> **What you should do**:
Tally the lines that contain the string "JSON" and state that total without comment.
■ ■ ■ ■
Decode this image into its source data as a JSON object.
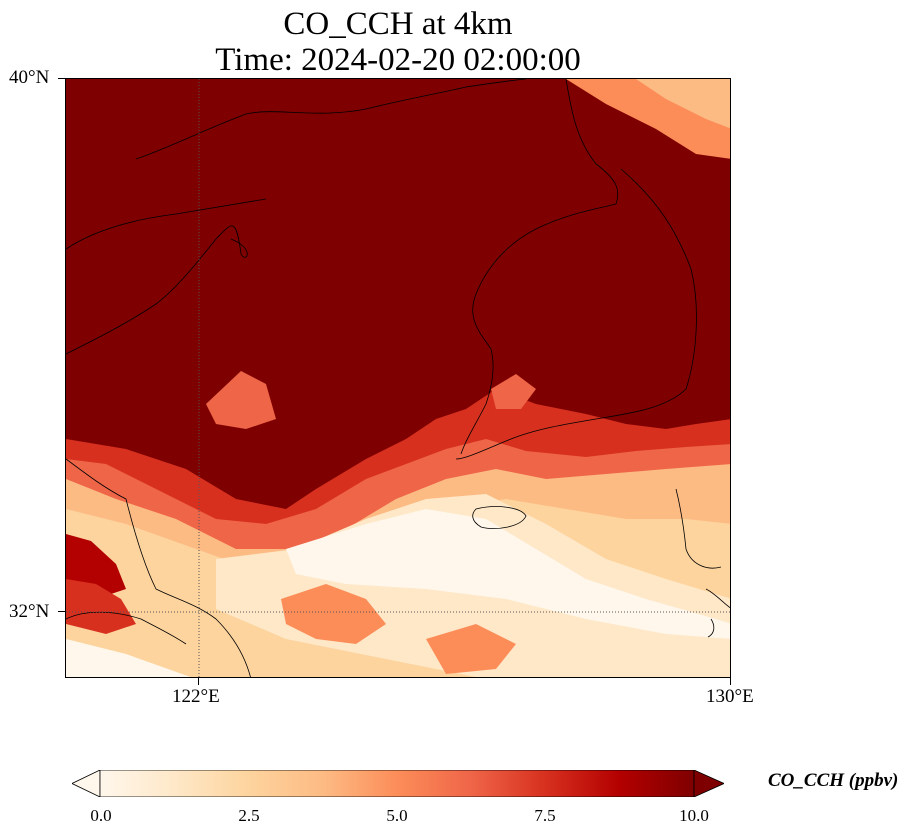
{
  "title": {
    "line1": "CO_CCH at 4km",
    "line2": "Time: 2024-02-20 02:00:00"
  },
  "map": {
    "lat_ticks": [
      "40°N",
      "32°N"
    ],
    "lon_ticks": [
      "122°E",
      "130°E"
    ],
    "gridlines": "dotted"
  },
  "colorbar": {
    "label": "CO_CCH (ppbv)",
    "ticks": [
      "0.0",
      "2.5",
      "5.0",
      "7.5",
      "10.0"
    ],
    "range": [
      0,
      10
    ],
    "colormap": "OrRd",
    "extend": "both",
    "colors": [
      "#fff7ec",
      "#fee8c8",
      "#fdd49e",
      "#fdbb84",
      "#fc8d59",
      "#ef6548",
      "#d7301f",
      "#b30000",
      "#7f0000"
    ]
  }
}
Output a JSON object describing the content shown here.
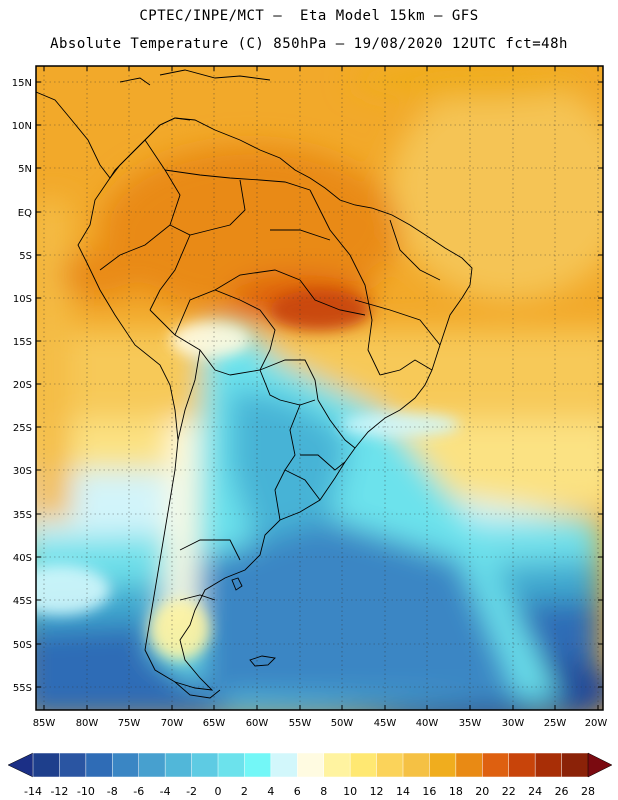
{
  "header": {
    "line1": "CPTEC/INPE/MCT –  Eta Model 15km – GFS",
    "line2": "Absolute Temperature (C) 850hPa – 19/08/2020 12UTC fct=48h"
  },
  "map": {
    "lat_labels": [
      "15N",
      "10N",
      "5N",
      "EQ",
      "5S",
      "10S",
      "15S",
      "20S",
      "25S",
      "30S",
      "35S",
      "40S",
      "45S",
      "50S",
      "55S"
    ],
    "lon_labels": [
      "85W",
      "80W",
      "75W",
      "70W",
      "65W",
      "60W",
      "55W",
      "50W",
      "45W",
      "40W",
      "35W",
      "30W",
      "25W",
      "20W"
    ]
  },
  "colorbar": {
    "labels": [
      "-14",
      "-12",
      "-10",
      "-8",
      "-6",
      "-4",
      "-2",
      "0",
      "2",
      "4",
      "6",
      "8",
      "10",
      "12",
      "14",
      "16",
      "18",
      "20",
      "22",
      "24",
      "26",
      "28"
    ],
    "colors": [
      "#1e3f8c",
      "#2a55a2",
      "#2f6cb6",
      "#3a86c4",
      "#47a0cf",
      "#51b7d9",
      "#5ecbe3",
      "#6ce2ec",
      "#73f7f7",
      "#d2f7fb",
      "#fffbe1",
      "#fff3a0",
      "#ffe872",
      "#fbd35a",
      "#f5c144",
      "#f0ad1e",
      "#e98a14",
      "#de6010",
      "#c8440a",
      "#a82e06",
      "#8b2208"
    ],
    "low_arrow_color": "#1b2f86",
    "high_arrow_color": "#7a0a10"
  }
}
■ ■ ■ ■
> **Reply to the task**:
2